- Your objective -
Read the data and repeat it in full, exactly.
## START Records for the exercise
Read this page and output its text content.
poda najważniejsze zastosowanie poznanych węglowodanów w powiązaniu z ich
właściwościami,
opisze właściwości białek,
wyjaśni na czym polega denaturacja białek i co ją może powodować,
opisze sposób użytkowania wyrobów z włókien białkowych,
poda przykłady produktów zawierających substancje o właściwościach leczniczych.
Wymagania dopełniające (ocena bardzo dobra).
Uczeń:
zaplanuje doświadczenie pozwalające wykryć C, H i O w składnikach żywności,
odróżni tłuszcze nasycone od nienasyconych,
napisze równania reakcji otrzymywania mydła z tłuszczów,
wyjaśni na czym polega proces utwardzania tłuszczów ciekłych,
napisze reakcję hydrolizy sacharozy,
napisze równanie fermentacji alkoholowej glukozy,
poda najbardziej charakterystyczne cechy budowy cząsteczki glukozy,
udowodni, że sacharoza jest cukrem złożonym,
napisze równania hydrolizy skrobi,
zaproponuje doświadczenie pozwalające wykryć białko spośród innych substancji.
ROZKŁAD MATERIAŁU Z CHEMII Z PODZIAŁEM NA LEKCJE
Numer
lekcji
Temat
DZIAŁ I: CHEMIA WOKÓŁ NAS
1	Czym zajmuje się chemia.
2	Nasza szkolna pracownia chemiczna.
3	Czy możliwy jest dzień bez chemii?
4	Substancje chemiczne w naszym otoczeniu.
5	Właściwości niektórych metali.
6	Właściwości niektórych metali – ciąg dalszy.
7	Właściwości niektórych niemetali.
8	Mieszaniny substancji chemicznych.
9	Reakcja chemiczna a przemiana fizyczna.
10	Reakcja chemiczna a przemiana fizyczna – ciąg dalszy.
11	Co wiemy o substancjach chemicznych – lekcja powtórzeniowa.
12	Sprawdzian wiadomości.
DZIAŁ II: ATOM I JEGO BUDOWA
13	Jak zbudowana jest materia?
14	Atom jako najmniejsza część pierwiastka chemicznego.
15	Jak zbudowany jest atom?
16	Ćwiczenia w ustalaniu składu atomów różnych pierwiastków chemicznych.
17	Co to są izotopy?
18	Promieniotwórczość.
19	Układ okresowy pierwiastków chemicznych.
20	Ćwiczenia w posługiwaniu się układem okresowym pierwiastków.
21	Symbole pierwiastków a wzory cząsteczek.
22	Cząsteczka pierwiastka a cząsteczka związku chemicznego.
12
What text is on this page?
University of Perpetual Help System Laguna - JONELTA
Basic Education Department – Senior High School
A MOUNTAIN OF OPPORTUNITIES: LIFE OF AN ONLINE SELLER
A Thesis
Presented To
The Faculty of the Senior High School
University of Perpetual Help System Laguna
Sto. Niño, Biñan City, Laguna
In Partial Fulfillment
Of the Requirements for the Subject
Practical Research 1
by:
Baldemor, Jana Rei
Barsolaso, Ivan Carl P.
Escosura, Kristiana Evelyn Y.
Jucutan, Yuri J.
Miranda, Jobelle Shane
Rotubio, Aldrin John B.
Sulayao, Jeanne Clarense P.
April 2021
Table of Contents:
## END Records for the exercise
- Task response -
Read this page and output its text content.
poda najważniejsze zastosowanie poznanych węglowodanów w powiązaniu z ich
właściwościami,
opisze właściwości białek,
wyjaśni na czym polega denaturacja białek i co ją może powodować,
opisze sposób użytkowania wyrobów z włókien białkowych,
poda przykłady produktów zawierających substancje o właściwościach leczniczych.
Wymagania dopełniające (ocena bardzo dobra).
Uczeń:
zaplanuje doświadczenie pozwalające wykryć C, H i O w składnikach żywności,
odróżni tłuszcze nasycone od nienasyconych,
napisze równania reakcji otrzymywania mydła z tłuszczów,
wyjaśni na czym polega proces utwardzania tłuszczów ciekłych,
napisze reakcję hydrolizy sacharozy,
napisze równanie fermentacji alkoholowej glukozy,
poda najbardziej charakterystyczne cechy budowy cząsteczki glukozy,
udowodni, że sacharoza jest cukrem złożonym,
napisze równania hydrolizy skrobi,
zaproponuje doświadczenie pozwalające wykryć białko spośród innych substancji.
ROZKŁAD MATERIAŁU Z CHEMII Z PODZIAŁEM NA LEKCJE
Numer
lekcji
Temat
DZIAŁ I: CHEMIA WOKÓŁ NAS
1	Czym zajmuje się chemia.
2	Nasza szkolna pracownia chemiczna.
3	Czy możliwy jest dzień bez chemii?
4	Substancje chemiczne w naszym otoczeniu.
5	Właściwości niektórych metali.
6	Właściwości niektórych metali – ciąg dalszy.
7	Właściwości niektórych niemetali.
8	Mieszaniny substancji chemicznych.
9	Reakcja chemiczna a przemiana fizyczna.
10	Reakcja chemiczna a przemiana fizyczna – ciąg dalszy.
11	Co wiemy o substancjach chemicznych – lekcja powtórzeniowa.
12	Sprawdzian wiadomości.
DZIAŁ II: ATOM I JEGO BUDOWA
13	Jak zbudowana jest materia?
14	Atom jako najmniejsza część pierwiastka chemicznego.
15	Jak zbudowany jest atom?
16	Ćwiczenia w ustalaniu składu atomów różnych pierwiastków chemicznych.
17	Co to są izotopy?
18	Promieniotwórczość.
19	Układ okresowy pierwiastków chemicznych.
20	Ćwiczenia w posługiwaniu się układem okresowym pierwiastków.
21	Symbole pierwiastków a wzory cząsteczek.
22	Cząsteczka pierwiastka a cząsteczka związku chemicznego.
12
What text is on this page?
University of Perpetual Help System Laguna - JONELTA
Basic Education Department – Senior High School
A MOUNTAIN OF OPPORTUNITIES: LIFE OF AN ONLINE SELLER
A Thesis
Presented To
The Faculty of the Senior High School
University of Perpetual Help System Laguna
Sto. Niño, Biñan City, Laguna
In Partial Fulfillment
Of the Requirements for the Subject
Practical Research 1
by:
Baldemor, Jana Rei
Barsolaso, Ivan Carl P.
Escosura, Kristiana Evelyn Y.
Jucutan, Yuri J.
Miranda, Jobelle Shane
Rotubio, Aldrin John B.
Sulayao, Jeanne Clarense P.
April 2021
Table of Contents:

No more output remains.